RECORDS TO PROCESS:
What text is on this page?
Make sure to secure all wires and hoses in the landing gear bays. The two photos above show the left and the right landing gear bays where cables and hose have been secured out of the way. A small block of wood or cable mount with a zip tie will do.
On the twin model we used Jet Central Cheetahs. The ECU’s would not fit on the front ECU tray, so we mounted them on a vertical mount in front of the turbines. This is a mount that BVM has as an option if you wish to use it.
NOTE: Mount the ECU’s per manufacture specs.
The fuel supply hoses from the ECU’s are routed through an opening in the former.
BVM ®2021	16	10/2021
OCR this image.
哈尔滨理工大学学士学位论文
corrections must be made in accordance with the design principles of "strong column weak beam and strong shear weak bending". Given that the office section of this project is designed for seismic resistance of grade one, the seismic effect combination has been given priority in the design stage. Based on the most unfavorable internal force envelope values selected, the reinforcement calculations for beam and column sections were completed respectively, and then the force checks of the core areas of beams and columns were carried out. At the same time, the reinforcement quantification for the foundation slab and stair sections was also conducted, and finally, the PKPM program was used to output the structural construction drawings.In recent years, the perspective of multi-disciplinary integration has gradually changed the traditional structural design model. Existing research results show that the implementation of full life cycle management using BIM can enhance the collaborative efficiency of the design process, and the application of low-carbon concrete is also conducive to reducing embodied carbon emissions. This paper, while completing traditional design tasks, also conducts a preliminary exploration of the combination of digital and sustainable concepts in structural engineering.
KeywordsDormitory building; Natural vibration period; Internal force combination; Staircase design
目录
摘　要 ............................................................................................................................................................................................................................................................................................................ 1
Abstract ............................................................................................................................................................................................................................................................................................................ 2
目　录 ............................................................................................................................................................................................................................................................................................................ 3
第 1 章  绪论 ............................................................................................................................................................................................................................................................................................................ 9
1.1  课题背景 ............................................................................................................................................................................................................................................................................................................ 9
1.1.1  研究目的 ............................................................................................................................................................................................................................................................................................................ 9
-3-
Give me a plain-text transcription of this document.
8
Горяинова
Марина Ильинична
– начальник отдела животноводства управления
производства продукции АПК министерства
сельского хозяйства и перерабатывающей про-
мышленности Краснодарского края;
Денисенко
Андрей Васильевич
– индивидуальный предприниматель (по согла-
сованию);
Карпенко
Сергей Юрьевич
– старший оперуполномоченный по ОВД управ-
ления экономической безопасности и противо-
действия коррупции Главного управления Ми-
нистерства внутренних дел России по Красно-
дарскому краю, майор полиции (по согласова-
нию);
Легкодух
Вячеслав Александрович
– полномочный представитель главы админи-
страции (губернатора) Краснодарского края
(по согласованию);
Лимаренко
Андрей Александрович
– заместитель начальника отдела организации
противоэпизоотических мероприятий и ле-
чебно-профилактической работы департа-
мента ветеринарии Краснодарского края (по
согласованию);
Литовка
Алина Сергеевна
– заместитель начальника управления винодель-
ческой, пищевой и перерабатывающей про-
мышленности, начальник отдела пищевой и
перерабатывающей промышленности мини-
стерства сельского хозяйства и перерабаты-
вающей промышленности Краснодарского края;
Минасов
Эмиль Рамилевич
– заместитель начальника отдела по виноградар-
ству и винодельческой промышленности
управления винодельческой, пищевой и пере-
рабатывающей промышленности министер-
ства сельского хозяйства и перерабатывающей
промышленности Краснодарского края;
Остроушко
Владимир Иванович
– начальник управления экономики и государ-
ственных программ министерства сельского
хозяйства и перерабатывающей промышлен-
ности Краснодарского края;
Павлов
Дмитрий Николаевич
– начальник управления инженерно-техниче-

WORK REQUIRED: Every line above needs to be retyped exactly.

TASK RESPONSE:
What text is on this page?
Make sure to secure all wires and hoses in the landing gear bays. The two photos above show the left and the right landing gear bays where cables and hose have been secured out of the way. A small block of wood or cable mount with a zip tie will do.
On the twin model we used Jet Central Cheetahs. The ECU’s would not fit on the front ECU tray, so we mounted them on a vertical mount in front of the turbines. This is a mount that BVM has as an option if you wish to use it.
NOTE: Mount the ECU’s per manufacture specs.
The fuel supply hoses from the ECU’s are routed through an opening in the former.
BVM ®2021	16	10/2021
OCR this image.
哈尔滨理工大学学士学位论文
corrections must be made in accordance with the design principles of "strong column weak beam and strong shear weak bending". Given that the office section of this project is designed for seismic resistance of grade one, the seismic effect combination has been given priority in the design stage. Based on the most unfavorable internal force envelope values selected, the reinforcement calculations for beam and column sections were completed respectively, and then the force checks of the core areas of beams and columns were carried out. At the same time, the reinforcement quantification for the foundation slab and stair sections was also conducted, and finally, the PKPM program was used to output the structural construction drawings.In recent years, the perspective of multi-disciplinary integration has gradually changed the traditional structural design model. Existing research results show that the implementation of full life cycle management using BIM can enhance the collaborative efficiency of the design process, and the application of low-carbon concrete is also conducive to reducing embodied carbon emissions. This paper, while completing traditional design tasks, also conducts a preliminary exploration of the combination of digital and sustainable concepts in structural engineering.
KeywordsDormitory building; Natural vibration period; Internal force combination; Staircase design
目录
摘　要 ............................................................................................................................................................................................................................................................................................................ 1
Abstract ............................................................................................................................................................................................................................................................................................................ 2
目　录 ............................................................................................................................................................................................................................................................................................................ 3
第 1 章  绪论 ............................................................................................................................................................................................................................................................................................................ 9
1.1  课题背景 ............................................................................................................................................................................................................................................................................................................ 9
1.1.1  研究目的 ............................................................................................................................................................................................................................................................................................................ 9
-3-
Give me a plain-text transcription of this document.
8
Горяинова
Марина Ильинична
– начальник отдела животноводства управления
производства продукции АПК министерства
сельского хозяйства и перерабатывающей про-
мышленности Краснодарского края;
Денисенко
Андрей Васильевич
– индивидуальный предприниматель (по согла-
сованию);
Карпенко
Сергей Юрьевич
– старший оперуполномоченный по ОВД управ-
ления экономической безопасности и противо-
действия коррупции Главного управления Ми-
нистерства внутренних дел России по Красно-
дарскому краю, майор полиции (по согласова-
нию);
Легкодух
Вячеслав Александрович
– полномочный представитель главы админи-
страции (губернатора) Краснодарского края
(по согласованию);
Лимаренко
Андрей Александрович
– заместитель начальника отдела организации
противоэпизоотических мероприятий и ле-
чебно-профилактической работы департа-
мента ветеринарии Краснодарского края (по
согласованию);
Литовка
Алина Сергеевна
– заместитель начальника управления винодель-
ческой, пищевой и перерабатывающей про-
мышленности, начальник отдела пищевой и
перерабатывающей промышленности мини-
стерства сельского хозяйства и перерабаты-
вающей промышленности Краснодарского края;
Минасов
Эмиль Рамилевич
– заместитель начальника отдела по виноградар-
ству и винодельческой промышленности
управления винодельческой, пищевой и пере-
рабатывающей промышленности министер-
ства сельского хозяйства и перерабатывающей
промышленности Краснодарского края;
Остроушко
Владимир Иванович
– начальник управления экономики и государ-
ственных программ министерства сельского
хозяйства и перерабатывающей промышлен-
ности Краснодарского края;
Павлов
Дмитрий Николаевич
– начальник управления инженерно-техниче-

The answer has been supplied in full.